| PROBLEM 1 |
From the text on bitcoin IRAs, list each factor it says can affect how much you can put into a Roth IRA.
| PROBLEM 2 |
Repeat everything in the text on bitcoin IRAs from "Sometimes, the same" down to "and traditional IRAs.".

| EXERCISE PASSAGE |

===============

How Does an IRA with Bitcoin Work?

Depending on who you use to set up your account, the way your self-directed IRA works may be slightly different. Most of the time, a custodian takes care of self-directed IRAs. The custodian holds your investments and makes sure that your self-directed IRA follows IRS rules.

You will also need a way to buy cryptocurrency. Some custodians have their own ways of buying cryptocurrency or working with other companies. Some people may let you use any exchange you want.

The last thing you need is a safe way to store your bitcoin. A wallet is what you use to store your cryptocurrency. There are hot wallets connected to the internet, and cold storage wallets, which are not connected to the internet. You can use a secure storage option from many custodians since any cryptocurrency you buy for your self-directed IRA must be held by the IRA and not by you.

Sometimes, the same company is in charge of all three of these parts. In other cases, you might need to use services from more than one company to invest in bitcoin through an IRA.

Types of IRAs

People who want to open their own IRA accounts can choose between two types: Roth IRAs and traditional IRAs.

To put money into either type of IRA, you or your spouse must have a job. For 2021 and 2022, the most you can put in is $6,000. If you’re 50 or older, you can put in $7,000. This is the same for traditional and Roth IRAs and self-directed versions.

With a traditional IRA, you could get a tax break for the money you put into the account. The money in the account grows without being taxed. But you might have to pay ordinary income tax on distributions, and if you take money out too soon, you might have to pay taxes and fees.

Depending on your income and how you file your taxes, you may not be able to deduct all of your contributions to a traditional IRA.

Roth IRAs don’t give you a tax break right away. The earnings grow tax-free, just like in a traditional IRA. Most of the time, you don’t have to pay taxes or penalties on qualified withdrawals from a Roth IRA after age 59 1/2 if you’ve had it for at least five years. You might also have to pay taxes and fees if you take money out of these accounts too soon.

Depending on your situation, the amount you can put into a Roth IRA may be lowered. These can be affected by the retirement accounts you or your spouse have and your adjusted gross income, and how you file your taxes.

===============

| DATA |
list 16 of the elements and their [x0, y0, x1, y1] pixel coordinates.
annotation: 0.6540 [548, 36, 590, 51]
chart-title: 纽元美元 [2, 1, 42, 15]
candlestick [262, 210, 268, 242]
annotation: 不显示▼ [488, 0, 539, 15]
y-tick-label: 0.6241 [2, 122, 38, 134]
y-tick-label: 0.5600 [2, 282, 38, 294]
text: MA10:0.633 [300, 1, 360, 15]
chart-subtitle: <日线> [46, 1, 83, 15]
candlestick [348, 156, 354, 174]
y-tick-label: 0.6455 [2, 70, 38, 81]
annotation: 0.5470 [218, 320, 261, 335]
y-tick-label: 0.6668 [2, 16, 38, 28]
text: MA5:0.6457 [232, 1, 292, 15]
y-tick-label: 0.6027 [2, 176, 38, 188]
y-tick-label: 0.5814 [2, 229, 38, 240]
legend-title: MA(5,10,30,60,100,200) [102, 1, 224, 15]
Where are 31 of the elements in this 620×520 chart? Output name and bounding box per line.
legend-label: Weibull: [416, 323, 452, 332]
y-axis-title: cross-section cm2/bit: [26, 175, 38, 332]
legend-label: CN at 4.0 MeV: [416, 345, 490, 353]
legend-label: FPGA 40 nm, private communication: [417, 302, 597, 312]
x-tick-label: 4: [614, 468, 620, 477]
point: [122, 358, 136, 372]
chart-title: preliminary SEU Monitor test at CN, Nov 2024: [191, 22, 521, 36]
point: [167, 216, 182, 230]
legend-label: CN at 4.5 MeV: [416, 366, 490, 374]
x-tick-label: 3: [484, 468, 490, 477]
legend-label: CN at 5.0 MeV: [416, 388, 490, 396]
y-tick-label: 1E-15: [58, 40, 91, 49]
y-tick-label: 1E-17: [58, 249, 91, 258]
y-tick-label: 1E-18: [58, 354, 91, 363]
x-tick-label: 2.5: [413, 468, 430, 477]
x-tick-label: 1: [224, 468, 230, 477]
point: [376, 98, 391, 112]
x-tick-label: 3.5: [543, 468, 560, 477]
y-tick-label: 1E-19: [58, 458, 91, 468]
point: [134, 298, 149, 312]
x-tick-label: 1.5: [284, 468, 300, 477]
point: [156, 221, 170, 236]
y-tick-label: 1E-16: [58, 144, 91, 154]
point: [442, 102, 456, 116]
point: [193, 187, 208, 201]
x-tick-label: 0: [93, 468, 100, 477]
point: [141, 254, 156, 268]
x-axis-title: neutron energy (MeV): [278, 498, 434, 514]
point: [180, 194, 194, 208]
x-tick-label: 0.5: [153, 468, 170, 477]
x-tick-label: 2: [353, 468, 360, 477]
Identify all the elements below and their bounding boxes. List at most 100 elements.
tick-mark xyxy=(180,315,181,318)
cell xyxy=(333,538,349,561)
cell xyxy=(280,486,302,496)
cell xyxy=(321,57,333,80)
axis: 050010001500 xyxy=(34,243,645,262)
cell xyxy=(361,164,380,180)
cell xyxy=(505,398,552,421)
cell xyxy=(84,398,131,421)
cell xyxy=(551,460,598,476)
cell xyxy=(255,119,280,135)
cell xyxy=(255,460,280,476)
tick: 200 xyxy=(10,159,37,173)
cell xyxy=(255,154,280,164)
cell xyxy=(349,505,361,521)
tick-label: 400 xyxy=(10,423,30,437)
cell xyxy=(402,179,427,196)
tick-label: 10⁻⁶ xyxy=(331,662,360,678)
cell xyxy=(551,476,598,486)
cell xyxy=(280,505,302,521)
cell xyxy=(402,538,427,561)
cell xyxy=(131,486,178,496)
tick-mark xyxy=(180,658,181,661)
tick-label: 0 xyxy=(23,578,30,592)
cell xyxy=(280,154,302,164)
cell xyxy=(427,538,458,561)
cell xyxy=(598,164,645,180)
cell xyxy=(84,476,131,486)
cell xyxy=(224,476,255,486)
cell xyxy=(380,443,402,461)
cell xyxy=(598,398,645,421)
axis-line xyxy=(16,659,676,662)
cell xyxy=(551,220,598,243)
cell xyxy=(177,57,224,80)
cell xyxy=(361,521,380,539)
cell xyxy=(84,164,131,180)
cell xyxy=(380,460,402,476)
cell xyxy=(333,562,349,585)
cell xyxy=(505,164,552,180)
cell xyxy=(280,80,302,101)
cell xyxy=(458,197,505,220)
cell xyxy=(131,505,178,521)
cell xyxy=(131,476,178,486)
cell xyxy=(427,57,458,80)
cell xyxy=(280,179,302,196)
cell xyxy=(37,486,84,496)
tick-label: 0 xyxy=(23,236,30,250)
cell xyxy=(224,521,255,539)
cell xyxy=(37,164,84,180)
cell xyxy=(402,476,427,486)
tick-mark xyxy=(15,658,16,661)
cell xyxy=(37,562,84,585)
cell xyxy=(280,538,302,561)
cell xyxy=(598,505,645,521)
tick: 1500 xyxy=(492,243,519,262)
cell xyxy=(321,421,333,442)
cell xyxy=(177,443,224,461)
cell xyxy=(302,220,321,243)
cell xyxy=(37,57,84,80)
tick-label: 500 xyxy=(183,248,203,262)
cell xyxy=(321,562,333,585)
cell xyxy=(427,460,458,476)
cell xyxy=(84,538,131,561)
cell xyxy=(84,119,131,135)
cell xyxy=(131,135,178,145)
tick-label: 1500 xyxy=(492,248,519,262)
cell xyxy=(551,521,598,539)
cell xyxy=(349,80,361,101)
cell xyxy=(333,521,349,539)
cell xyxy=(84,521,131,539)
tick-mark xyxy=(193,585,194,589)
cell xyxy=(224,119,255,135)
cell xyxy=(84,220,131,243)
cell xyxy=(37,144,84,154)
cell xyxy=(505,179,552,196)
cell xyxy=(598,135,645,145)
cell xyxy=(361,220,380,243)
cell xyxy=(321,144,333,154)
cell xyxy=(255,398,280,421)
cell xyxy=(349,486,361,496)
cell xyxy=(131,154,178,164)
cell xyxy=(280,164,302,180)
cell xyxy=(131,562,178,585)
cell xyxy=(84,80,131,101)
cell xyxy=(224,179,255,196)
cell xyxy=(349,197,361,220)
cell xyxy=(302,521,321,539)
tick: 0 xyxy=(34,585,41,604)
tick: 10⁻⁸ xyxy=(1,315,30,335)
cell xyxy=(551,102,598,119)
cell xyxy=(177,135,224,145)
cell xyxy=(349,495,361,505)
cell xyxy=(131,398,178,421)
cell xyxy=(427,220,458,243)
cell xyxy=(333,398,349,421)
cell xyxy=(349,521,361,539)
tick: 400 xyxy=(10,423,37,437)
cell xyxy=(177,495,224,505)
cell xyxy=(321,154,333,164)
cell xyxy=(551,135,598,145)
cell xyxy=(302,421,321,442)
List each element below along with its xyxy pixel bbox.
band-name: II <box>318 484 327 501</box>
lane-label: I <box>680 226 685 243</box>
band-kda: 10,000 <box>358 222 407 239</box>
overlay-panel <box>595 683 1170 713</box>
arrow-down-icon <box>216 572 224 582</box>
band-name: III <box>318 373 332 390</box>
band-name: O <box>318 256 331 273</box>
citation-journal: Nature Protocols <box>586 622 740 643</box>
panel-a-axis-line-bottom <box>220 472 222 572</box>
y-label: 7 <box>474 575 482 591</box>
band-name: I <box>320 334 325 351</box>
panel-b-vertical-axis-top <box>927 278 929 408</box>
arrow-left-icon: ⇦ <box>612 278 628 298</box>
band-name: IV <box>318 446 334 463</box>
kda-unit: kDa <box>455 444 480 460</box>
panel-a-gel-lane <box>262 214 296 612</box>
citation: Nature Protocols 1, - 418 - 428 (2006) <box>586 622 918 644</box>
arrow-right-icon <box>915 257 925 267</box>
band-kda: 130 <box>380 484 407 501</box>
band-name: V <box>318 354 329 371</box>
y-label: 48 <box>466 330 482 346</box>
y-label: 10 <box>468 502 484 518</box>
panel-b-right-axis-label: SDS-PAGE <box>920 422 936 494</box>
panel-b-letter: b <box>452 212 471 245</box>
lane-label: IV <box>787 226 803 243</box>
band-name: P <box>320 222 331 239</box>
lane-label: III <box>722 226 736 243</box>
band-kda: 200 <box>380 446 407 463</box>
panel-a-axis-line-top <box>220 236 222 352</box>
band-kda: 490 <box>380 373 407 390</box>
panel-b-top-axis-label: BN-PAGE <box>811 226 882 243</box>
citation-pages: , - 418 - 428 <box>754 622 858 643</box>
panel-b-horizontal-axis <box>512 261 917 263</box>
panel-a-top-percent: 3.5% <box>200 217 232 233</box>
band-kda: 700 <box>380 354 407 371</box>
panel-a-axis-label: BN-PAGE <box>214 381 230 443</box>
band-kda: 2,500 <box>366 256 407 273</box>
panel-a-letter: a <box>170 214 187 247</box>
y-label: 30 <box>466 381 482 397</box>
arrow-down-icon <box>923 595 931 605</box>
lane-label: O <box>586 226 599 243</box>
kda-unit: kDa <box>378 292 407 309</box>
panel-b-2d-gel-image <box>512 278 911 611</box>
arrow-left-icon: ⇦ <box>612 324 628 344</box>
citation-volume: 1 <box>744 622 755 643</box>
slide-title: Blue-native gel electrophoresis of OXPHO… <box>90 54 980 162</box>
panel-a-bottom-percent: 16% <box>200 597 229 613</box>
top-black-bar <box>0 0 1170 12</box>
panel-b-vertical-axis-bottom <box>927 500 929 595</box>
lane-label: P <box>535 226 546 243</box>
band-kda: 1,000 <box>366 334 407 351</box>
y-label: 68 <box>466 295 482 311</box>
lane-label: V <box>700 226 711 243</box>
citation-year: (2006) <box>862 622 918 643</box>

===============

| EXPECTED ANSWER 1 |
- The retirement accounts you or your spouse have
- Your adjusted gross income
- How you file your taxes

| EXPECTED ANSWER 2 |
Sometimes, the same company is in charge of all three of these parts. In other cases, you might need to use services from more than one company to invest in bitcoin through an IRA.

Types of IRAs

People who want to open their own IRA accounts can choose between two types: Roth IRAs and traditional IRAs.